Supplied text section start

Chair of the U.S. Commission of Fine Arts
- In office 2004–2021
- Preceded by: David Childs
- Succeeded by: Justin Shubow

Director of the National Gallery of Art
- In office September 1992 – March 2019
- Preceded by: J. Carter Brown

Personal details
- Born: October 24, 1943 (age 82) Spartanburg, South Carolina, U.S.
- Spouse: Nancy Landry Powell
- Parent(s): Earl Alexander Powell II and Elizabeth Duckworth Powell
- Occupation: Museum director

= Earl A. Powell III =

American art historian

Earl Alexander Powell III (born October 24, 1943), nicknamed Rusty Powell, is an American art historian and museum director. From 1980 to 1992, he was Director of the Los Angeles County Museum of Art. He was appointed Director of the National Gallery of Art in Washington, D.C., in September 1992. The Gallery announced in November 2017 that Powell would step down in 2019. He was appointed to the U.S. Commission of Fine Arts in 2003 and elected Chair in 2004. He was appointed to a second four-year term on August 30, 2012, and continues to serve as Chair.

==Early life==
Earl Powell was born in October 1943 in Spartanburg, South Carolina, to Earl Alexander Powell II and Elizabeth Duckworth Powell. His grandfather operated a photoengraving business, which Powell credits as influential in sparking his later love of art. The Powells moved to Rhode Island. "Rusty", as Powell was known, graduated from Providence Country Day School in 1962. He was a standout football player in high school.

Powell graduated from Williams College in Williamstown, Massachusetts with a bachelor's degree in art history and European history (with honors) in 1966. He was a pre-med major, but barely passed his introductory chemistry class. Powell switched to art history, and studied under the legendary art history professors S. Lane Faison, Jr., Whitney Stoddard, and William Pierson, Jr.

Powell enlisted in the United States Navy in 1966, winning a spot in the Navy Officer Candidate School. His active duty service, which lasted until 1969, included a tour of duty in Vietnam as a navigator during the Vietnam War. He left active duty service and entered the United States Navy Reserve, serving until 1980.

After leaving the Navy, Powell considered becoming an architect. His old professor, S. Lane Faison, strongly discouraged him. As Powell later recalled, Faison said, "That's stupid. You should go into art history. It's the only thing you were ever good at." Powell enrolled at Harvard University, where he obtained a Master of Arts from the Fogg Museum in 1970. He entered the doctoral program in art history at Harvard in 1970. While working on his degree, he served as a teaching fellow. Powell's dissertation was on the work of the early American painter Thomas Cole, and he received his doctorate in 19th-century American and European art history in 1974.

Supplied text section end

Activities:
- A) Using the Powell biography, answer each question:
(i) In what year did Powell graduate from Providence Country Day School?
(ii) Who preceded Powell as Director of the National Gallery of Art?
(iii) Whose work was the subject of Powell's dissertation?
- B) Reproduce the passage of the Powell biography that begins at the words "After leaving the" and stops after "history in 1974.".

Dataset section start

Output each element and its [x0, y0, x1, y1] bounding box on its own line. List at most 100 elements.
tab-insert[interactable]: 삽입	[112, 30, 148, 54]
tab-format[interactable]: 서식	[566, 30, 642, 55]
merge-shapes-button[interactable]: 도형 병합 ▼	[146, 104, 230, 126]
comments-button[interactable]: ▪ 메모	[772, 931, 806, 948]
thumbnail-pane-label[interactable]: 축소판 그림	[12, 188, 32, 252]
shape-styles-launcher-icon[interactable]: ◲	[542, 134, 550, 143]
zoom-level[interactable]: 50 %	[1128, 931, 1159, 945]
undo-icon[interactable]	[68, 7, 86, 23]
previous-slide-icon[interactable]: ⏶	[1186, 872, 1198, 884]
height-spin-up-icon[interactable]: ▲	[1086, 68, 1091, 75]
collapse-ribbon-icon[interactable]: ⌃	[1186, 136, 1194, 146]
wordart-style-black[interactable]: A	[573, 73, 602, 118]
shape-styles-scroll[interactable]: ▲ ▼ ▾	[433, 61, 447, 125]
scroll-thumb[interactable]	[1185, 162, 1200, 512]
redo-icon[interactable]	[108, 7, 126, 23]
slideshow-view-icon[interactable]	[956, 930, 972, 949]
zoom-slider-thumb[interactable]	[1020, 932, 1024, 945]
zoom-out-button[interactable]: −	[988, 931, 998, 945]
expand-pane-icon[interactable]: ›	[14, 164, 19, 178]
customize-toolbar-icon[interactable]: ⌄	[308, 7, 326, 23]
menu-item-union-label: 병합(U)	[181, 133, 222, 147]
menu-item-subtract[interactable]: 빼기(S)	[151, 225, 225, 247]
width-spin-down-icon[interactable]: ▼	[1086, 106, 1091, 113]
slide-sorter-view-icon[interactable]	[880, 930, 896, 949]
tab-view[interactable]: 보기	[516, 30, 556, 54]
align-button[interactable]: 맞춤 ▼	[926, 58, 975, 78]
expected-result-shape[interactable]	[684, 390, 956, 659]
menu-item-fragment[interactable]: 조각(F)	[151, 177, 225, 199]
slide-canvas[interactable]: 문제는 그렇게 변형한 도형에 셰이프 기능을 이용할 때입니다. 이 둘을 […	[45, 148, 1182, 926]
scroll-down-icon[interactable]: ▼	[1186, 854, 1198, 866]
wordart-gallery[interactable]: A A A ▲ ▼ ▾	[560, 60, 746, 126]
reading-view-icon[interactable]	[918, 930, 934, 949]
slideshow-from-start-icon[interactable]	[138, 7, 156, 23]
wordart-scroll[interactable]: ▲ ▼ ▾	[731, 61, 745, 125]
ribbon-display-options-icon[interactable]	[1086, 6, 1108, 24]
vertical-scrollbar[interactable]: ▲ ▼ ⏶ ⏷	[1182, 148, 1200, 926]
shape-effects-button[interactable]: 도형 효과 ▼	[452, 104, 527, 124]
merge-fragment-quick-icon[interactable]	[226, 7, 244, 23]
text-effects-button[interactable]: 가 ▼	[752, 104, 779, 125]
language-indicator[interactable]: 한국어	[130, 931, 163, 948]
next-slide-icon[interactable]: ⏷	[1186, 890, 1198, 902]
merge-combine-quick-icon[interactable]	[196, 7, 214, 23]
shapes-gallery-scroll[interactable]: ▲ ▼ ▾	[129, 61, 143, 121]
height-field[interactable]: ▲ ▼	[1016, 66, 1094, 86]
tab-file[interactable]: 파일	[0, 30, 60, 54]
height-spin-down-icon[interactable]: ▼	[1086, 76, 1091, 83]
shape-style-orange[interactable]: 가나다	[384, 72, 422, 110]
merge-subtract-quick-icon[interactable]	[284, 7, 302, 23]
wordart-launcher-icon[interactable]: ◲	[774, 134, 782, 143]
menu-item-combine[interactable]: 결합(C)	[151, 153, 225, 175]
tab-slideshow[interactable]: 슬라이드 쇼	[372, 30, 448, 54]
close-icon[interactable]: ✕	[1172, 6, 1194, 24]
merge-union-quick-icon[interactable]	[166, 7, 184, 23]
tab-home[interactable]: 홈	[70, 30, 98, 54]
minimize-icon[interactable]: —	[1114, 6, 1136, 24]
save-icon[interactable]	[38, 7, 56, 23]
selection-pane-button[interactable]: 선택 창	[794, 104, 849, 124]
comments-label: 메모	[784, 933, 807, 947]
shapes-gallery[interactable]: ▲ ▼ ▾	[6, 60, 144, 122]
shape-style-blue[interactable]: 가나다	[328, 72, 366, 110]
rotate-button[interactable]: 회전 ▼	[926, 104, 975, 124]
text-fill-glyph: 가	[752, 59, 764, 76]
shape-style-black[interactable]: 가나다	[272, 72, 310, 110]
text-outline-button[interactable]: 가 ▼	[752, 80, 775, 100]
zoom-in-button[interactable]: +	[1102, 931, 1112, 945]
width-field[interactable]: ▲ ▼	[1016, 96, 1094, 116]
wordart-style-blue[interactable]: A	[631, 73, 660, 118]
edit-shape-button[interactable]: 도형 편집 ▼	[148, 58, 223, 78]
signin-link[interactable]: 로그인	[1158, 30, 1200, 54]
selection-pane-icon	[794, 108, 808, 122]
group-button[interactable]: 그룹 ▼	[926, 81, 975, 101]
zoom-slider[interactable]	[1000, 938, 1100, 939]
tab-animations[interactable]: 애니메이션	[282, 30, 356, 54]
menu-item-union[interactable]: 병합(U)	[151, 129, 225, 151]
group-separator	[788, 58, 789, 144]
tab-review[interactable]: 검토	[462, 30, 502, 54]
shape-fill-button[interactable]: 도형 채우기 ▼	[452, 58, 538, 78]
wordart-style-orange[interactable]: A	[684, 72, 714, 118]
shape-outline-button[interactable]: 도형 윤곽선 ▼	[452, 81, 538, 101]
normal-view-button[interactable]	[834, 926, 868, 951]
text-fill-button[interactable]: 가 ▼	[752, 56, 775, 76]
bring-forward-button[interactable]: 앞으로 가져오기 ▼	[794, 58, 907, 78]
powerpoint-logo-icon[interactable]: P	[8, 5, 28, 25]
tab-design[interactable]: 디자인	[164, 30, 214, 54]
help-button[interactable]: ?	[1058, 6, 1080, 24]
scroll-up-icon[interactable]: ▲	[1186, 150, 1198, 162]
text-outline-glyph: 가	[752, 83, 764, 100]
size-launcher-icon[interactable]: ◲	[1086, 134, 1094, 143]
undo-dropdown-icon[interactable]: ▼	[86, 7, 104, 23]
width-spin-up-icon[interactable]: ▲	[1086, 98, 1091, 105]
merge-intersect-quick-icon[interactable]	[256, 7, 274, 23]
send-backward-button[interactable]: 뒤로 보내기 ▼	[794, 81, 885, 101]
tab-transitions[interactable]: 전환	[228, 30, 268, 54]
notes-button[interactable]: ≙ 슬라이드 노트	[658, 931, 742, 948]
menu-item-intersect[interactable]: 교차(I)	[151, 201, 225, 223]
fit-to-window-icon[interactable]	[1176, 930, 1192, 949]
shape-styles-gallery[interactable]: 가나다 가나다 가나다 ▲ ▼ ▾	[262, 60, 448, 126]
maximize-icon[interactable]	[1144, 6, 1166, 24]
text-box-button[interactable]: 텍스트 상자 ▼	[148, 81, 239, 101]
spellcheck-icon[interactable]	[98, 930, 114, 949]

Dataset section end

Solution set:
- A)
(i) 1962
(ii) J. Carter Brown
(iii) Thomas Cole

- B)
After leaving the Navy, Powell considered becoming an architect. His old professor, S. Lane Faison, strongly discouraged him. As Powell later recalled, Faison said, "That's stupid. You should go into art history. It's the only thing you were ever good at." Powell enrolled at Harvard University, where he obtained a Master of Arts from the Fogg Museum in 1970. He entered the doctoral program in art history at Harvard in 1970. While working on his degree, he served as a teaching fellow. Powell's dissertation was on the work of the early American painter Thomas Cole, and he received his doctorate in 19th-century American and European art history in 1974.